Exercise material —

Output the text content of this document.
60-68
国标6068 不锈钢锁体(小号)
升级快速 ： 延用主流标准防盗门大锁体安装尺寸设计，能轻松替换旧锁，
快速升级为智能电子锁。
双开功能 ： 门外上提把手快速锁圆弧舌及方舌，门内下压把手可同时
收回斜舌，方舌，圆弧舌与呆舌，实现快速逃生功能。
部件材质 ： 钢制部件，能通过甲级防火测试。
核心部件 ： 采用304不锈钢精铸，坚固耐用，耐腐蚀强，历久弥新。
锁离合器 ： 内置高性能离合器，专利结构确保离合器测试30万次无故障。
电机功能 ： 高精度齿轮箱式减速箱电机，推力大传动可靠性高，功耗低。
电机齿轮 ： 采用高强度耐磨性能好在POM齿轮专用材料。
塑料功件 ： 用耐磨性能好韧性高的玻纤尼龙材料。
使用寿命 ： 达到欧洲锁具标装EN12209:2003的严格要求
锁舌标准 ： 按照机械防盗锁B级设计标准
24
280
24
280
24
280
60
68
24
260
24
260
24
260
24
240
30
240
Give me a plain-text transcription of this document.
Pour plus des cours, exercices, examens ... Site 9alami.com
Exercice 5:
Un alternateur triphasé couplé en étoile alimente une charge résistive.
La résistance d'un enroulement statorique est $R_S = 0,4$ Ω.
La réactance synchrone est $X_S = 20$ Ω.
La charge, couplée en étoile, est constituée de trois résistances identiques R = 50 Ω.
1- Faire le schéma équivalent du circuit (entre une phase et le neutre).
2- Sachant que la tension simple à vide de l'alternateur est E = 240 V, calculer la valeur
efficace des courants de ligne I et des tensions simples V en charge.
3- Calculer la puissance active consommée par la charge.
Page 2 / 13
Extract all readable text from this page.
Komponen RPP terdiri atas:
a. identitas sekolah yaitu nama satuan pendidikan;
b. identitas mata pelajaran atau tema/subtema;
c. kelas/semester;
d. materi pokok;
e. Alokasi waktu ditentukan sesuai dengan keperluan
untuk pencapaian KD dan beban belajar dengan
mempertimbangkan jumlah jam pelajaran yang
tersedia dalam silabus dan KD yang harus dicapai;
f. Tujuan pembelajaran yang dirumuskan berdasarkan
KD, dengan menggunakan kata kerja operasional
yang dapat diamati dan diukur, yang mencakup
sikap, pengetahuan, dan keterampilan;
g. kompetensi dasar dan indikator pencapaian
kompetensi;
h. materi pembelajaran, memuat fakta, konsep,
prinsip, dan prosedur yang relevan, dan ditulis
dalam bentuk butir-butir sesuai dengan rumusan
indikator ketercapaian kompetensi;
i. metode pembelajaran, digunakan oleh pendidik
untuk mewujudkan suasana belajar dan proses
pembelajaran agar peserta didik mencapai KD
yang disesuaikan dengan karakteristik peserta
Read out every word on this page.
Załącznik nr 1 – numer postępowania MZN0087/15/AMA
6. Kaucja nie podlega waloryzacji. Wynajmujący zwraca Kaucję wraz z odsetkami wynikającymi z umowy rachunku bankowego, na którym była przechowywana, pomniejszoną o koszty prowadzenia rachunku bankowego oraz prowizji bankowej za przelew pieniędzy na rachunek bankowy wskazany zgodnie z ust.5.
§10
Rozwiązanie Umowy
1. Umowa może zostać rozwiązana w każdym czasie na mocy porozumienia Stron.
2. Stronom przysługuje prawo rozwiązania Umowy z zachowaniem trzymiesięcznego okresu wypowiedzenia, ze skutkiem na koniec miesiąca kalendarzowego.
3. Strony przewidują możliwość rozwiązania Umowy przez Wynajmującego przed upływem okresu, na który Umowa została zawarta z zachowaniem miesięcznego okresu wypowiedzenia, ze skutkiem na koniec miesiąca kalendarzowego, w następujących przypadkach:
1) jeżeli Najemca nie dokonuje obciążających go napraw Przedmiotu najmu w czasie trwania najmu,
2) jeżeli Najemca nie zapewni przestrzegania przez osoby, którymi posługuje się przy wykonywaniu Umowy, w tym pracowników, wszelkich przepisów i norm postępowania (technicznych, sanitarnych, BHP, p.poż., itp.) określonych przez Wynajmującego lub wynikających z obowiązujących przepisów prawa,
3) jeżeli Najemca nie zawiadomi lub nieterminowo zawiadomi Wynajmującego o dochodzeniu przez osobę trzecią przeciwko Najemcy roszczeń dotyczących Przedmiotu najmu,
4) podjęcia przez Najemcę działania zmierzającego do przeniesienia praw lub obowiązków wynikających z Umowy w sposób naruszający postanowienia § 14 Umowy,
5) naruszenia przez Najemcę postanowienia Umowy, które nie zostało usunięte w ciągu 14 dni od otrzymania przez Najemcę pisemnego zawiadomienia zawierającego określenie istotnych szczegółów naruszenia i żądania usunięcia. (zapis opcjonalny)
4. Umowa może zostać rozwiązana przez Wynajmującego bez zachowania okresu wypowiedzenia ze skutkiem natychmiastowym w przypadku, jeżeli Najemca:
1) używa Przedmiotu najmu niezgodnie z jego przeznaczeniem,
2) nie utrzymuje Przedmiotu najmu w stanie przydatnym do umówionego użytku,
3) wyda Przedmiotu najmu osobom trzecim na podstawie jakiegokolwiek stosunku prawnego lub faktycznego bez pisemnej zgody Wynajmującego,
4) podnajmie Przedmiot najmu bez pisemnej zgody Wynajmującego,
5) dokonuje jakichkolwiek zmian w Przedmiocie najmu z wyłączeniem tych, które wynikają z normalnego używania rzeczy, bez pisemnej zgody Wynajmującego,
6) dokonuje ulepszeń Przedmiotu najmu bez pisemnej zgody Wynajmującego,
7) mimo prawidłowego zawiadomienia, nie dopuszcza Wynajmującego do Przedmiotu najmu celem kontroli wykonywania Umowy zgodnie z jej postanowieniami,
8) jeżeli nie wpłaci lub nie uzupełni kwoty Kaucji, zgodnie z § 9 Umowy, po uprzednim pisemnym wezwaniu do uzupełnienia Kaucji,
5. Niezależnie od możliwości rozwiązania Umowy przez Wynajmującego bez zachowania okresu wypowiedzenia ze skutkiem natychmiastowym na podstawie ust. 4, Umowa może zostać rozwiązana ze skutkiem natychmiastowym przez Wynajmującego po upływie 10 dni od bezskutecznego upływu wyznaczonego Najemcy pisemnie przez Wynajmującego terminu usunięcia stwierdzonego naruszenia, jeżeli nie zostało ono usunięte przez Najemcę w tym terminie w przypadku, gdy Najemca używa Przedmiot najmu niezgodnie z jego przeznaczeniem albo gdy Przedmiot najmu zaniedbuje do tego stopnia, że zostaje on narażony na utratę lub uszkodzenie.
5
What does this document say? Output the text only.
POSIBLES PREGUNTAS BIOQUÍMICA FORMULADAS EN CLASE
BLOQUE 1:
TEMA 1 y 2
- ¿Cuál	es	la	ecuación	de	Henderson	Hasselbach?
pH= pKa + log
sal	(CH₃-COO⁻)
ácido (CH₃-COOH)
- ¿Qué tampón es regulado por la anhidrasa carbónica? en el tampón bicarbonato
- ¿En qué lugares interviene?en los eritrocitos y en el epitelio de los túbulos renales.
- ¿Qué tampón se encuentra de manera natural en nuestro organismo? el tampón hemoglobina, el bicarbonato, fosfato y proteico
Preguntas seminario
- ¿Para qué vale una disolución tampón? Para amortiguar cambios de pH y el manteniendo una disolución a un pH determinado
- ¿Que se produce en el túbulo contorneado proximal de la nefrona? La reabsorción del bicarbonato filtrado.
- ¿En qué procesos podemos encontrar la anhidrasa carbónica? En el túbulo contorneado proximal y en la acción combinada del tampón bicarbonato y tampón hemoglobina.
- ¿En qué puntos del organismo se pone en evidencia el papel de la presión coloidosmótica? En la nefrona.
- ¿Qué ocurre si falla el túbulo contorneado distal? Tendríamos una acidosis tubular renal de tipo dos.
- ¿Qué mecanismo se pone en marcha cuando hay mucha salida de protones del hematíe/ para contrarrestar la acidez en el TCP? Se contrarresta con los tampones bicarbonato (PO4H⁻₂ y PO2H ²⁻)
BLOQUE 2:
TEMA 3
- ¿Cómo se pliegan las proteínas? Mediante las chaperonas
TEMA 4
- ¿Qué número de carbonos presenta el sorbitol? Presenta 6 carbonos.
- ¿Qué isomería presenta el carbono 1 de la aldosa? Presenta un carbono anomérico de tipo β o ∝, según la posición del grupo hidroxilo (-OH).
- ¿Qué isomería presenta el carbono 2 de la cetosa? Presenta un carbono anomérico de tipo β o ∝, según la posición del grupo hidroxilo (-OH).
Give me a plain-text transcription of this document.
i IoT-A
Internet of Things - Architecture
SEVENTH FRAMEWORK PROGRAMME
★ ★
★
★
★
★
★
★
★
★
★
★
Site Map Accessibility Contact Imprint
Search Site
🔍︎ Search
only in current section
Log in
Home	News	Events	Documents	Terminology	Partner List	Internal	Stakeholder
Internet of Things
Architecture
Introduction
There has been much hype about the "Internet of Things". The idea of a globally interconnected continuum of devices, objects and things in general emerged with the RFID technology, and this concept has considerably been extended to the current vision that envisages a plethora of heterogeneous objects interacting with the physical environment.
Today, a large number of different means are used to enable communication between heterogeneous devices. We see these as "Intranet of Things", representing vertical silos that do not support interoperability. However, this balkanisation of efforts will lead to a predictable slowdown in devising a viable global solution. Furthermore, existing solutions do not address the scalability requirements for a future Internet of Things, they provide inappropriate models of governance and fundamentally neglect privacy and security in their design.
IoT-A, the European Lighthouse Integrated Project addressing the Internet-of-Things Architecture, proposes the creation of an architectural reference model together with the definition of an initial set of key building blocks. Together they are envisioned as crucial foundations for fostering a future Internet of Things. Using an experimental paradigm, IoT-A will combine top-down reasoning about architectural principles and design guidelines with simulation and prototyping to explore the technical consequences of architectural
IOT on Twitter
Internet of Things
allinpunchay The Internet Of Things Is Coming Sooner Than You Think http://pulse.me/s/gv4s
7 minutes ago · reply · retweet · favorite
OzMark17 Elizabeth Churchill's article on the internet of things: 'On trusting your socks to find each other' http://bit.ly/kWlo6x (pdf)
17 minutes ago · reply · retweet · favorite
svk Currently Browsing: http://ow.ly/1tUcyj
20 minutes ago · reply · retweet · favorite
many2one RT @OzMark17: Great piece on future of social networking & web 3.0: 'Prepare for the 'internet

Exercise aim —
In the records above, find each line that holds the word "they"; copy all such lines.

Written response —
Today, a large number of different means are used to enable communication between heterogeneous devices. We see these as "Intranet of Things", representing vertical silos that do not support interoperability. However, this balkanisation of efforts will lead to a predictable slowdown in devising a viable global solution. Furthermore, existing solutions do not address the scalability requirements for a future Internet of Things, they provide inappropriate models of governance and fundamentally neglect privacy and security in their design.
IoT-A, the European Lighthouse Integrated Project addressing the Internet-of-Things Architecture, proposes the creation of an architectural reference model together with the definition of an initial set of key building blocks. Together they are envisioned as crucial foundations for fostering a future Internet of Things. Using an experimental paradigm, IoT-A will combine top-down reasoning about architectural principles and design guidelines with simulation and prototyping to explore the technical consequences of architectural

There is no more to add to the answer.